WHAT YOU NEED TO DO:
Continue the resilience frameworks text from its last sentence, before the lines.

TEXT SHOWN:
____________________
Resilience is not a personality trait. It's a profile across specific, measurable dimensions — each with a body of intervention research behind it. The Groundwork resilience series is built on four frameworks that together cover the full architecture of how people cope, recover, and grow from adversity. Not wellness tools. Performance tools for when things get hard.
Psychological hardiness was identified by Kobasa and Maddi in a landmark study of executives at Illinois Bell during the AT&T divestiture — one of the most stressful corporate events in American history. Two thirds of the employees showed significant health and performance decline. One third thrived. The researchers spent years identifying what differentiated the two groups. The answer was three characteristics that together constitute hardiness: commitment, control, and challenge.
Commitment is the tendency to find meaning and purpose in what you do rather than experiencing alienation. People high in commitment engage with life fully — with work, relationships, and their own development — rather than withdrawing when things become difficult. Control is the belief that you can influence the events of your life, combined with the action that follows from that belief. It's not the delusion of omnipotence — high-control individuals are clear-eyed about what they can't change — but it is a persistent orientation toward agency rather than passivity.
Challenge is perhaps the most distinctive factor: the tendency to view change, uncertainty, and adversity as interesting rather than threatening. People high in challenge are energised by difficulty. They approach obstacles with curiosity. This isn't toxic positivity — it's a trained cognitive orientation that research shows is teachable, not fixed. The Resilience Audit assesses all three factors and builds specific development plans for each.
Steven Southwick and Dennis Charney spent decades studying resilience in some of the most extreme populations available — prisoners of war, Vietnam veterans, disaster survivors, and Special Forces soldiers. Their 2012 synthesis of this research identified ten specific factors that consistently predict who bounces back and who doesn't. The model is the most comprehensive empirical account of resilience available and has been validated across civilian, military, and clinical populations.
What makes the Southwick model particularly useful is that it's granular enough to be actionable. Rather than 'be more resilient' — a useless instruction — the model gives you ten specific dimensions with specific, evidenced interventions for each. Low on social support? The research is clear on what improves it and in what timeframe. Low on cognitive flexibility? There are specific techniques. Low on facing fear? The exposure research is well developed.
The model also makes clear that resilience is a profile, not a score. Most people are strong on some factors and brittle on others — and the brittleness is usually context-specific. Someone who is highly resilient in professional adversity may be brittle in relational adversity. The Resilience Audit maps this profile and makes the specific weak points visible and addressable.
____________________
DATA LISTING:
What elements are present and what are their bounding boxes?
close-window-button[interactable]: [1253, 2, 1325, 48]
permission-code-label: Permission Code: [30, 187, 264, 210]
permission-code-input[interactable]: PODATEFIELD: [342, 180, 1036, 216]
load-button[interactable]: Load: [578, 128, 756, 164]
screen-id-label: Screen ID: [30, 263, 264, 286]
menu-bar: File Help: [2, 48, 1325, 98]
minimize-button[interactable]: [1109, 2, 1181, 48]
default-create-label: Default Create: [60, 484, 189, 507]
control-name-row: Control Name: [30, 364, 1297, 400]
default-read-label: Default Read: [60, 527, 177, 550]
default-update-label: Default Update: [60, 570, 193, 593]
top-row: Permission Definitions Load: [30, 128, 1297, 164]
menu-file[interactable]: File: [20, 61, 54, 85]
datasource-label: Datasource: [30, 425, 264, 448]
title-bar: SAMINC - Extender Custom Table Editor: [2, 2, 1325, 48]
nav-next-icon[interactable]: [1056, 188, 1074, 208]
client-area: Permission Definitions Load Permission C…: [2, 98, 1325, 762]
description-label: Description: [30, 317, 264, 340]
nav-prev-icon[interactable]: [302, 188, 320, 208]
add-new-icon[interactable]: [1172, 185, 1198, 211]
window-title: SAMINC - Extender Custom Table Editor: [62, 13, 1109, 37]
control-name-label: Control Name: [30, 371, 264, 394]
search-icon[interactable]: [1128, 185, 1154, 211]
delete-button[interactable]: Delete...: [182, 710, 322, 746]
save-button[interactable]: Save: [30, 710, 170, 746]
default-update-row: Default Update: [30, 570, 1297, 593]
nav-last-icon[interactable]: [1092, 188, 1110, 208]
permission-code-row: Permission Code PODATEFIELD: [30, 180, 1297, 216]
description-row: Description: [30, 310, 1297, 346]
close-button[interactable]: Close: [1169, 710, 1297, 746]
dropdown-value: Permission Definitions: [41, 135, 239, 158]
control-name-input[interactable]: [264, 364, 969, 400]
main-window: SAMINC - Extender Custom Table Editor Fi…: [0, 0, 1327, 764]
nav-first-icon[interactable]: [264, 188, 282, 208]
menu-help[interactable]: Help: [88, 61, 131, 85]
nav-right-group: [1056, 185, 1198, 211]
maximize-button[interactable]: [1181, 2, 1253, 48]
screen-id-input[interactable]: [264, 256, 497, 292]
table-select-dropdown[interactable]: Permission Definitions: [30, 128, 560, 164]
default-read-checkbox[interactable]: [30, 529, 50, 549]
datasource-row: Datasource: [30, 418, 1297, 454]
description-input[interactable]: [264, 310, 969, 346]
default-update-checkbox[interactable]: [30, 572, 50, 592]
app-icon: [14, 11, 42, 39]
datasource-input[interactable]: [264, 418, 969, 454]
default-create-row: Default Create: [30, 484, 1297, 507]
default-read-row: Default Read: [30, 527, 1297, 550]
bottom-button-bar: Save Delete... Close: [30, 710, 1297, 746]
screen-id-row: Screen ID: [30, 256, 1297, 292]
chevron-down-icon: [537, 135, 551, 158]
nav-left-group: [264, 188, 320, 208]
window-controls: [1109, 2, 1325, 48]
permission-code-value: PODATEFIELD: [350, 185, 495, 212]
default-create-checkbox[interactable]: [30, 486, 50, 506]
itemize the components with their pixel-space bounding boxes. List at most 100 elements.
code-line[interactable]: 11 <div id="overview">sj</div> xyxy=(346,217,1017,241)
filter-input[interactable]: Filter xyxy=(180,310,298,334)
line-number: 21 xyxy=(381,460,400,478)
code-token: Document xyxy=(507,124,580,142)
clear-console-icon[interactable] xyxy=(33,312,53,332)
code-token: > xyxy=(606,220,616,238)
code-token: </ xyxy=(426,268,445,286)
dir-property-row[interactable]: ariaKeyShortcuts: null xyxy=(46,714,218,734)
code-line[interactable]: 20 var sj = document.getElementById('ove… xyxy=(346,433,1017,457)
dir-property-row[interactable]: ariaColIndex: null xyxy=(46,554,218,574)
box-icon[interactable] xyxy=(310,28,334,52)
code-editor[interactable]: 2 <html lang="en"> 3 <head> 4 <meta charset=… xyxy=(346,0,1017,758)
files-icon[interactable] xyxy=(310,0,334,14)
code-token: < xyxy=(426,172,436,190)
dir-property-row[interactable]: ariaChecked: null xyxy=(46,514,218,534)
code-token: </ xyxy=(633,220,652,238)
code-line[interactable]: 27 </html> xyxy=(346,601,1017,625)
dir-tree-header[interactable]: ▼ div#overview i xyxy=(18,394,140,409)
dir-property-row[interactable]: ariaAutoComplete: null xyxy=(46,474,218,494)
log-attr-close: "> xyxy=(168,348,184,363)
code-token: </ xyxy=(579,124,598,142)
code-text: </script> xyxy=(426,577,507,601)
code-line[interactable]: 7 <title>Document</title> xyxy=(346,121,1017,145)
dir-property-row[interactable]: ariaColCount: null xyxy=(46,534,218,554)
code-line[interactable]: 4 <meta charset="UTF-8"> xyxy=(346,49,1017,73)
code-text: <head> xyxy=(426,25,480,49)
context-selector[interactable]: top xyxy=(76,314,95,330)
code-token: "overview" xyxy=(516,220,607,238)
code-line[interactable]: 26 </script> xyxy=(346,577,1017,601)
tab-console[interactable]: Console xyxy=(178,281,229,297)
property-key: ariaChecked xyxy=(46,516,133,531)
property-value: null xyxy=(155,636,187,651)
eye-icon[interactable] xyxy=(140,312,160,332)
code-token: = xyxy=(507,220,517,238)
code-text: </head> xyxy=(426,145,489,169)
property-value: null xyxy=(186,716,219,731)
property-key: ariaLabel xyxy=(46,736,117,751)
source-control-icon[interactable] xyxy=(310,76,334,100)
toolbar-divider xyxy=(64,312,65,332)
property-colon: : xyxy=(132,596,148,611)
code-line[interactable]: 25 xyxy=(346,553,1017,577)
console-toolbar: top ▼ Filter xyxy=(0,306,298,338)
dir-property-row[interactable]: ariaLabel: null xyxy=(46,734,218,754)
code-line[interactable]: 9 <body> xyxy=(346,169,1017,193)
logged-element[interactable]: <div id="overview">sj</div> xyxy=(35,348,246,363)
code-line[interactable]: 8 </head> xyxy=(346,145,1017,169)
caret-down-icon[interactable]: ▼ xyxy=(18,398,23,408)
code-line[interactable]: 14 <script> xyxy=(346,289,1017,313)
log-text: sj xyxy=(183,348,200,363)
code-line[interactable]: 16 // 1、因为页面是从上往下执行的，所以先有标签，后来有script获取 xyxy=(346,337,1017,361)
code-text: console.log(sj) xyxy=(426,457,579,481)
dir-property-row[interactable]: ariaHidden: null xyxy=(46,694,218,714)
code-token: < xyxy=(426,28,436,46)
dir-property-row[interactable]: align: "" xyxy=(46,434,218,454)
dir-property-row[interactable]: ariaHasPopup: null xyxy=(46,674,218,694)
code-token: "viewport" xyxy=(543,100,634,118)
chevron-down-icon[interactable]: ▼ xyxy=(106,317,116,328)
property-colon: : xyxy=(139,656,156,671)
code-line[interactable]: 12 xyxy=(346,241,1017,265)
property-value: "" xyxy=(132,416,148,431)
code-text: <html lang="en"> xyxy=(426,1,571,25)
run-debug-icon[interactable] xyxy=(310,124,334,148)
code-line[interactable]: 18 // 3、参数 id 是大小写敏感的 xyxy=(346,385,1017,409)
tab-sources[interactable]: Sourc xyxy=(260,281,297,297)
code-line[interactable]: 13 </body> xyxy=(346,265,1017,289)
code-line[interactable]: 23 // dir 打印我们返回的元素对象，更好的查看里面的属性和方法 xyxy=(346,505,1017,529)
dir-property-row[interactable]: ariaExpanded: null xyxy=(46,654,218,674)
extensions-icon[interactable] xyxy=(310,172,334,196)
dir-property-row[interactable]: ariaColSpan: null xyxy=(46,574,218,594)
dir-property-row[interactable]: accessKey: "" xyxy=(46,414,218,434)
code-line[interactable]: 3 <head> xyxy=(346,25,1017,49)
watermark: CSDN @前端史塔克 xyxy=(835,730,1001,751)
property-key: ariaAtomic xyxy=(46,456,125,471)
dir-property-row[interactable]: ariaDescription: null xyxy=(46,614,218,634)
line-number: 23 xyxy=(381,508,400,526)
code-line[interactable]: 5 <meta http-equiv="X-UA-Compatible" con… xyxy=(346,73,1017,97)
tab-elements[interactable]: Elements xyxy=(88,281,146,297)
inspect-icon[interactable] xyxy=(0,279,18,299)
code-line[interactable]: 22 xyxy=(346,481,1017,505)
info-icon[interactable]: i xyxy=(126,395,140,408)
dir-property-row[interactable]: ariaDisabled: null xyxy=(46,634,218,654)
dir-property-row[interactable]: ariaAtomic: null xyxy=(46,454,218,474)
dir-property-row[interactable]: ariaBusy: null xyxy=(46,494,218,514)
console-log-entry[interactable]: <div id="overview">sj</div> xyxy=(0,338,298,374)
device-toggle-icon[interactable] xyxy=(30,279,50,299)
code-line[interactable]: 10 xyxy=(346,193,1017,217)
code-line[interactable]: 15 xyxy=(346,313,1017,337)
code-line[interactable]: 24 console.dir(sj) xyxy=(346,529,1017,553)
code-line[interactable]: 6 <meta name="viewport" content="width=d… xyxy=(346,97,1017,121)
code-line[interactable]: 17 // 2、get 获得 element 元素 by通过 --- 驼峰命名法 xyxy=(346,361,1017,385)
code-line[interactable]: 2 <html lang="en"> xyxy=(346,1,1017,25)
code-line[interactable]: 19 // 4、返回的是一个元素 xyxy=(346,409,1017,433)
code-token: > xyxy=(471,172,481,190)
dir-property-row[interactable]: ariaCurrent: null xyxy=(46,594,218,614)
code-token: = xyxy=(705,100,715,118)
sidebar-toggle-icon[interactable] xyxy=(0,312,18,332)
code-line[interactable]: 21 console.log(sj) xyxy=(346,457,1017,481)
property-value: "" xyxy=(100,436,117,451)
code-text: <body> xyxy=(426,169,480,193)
____________________
WRITTEN ANSWER:
Post-traumatic growth is one of the most important and most misunderstood concepts in psychology. It does not mean that trauma is good, or that people are better off having suffered. It means that in the aftermath of significant adversity — when the adversity is processed deliberately rather than avoided or ruminated on — psychological development often occurs that would not have occurred otherwise. The seismic event shatters existing assumptions about the world, the self, and the future, and in the rebuilding, something new and often stronger emerges.
Tedeschi and Calhoun identified five specific domains in which post-traumatic growth most reliably occurs. Personal strength — people discover capabilities and reserves they didn't know they had. New possibilities — options and paths that seemed closed before the adversity become visible. Relating to others — the experience of vulnerability often deepens existing relationships and creates new ones based on genuine understanding. Appreciation of life — what previously seemed ordinary becomes meaningful. Existential and spiritual change — a person's understanding of themselves and their place in the world shifts.
The critical variable is processing. Growth does not follow automatically from adversity — it follows from deliberate, supported processing of adversity. This is what makes the Pressure Response Journal and the Transition Intelligence Kit distinct from other planning tools. They're not positive-thinking exercises. They're structured processing tools designed to help extract the specific growth available in a specific difficulty.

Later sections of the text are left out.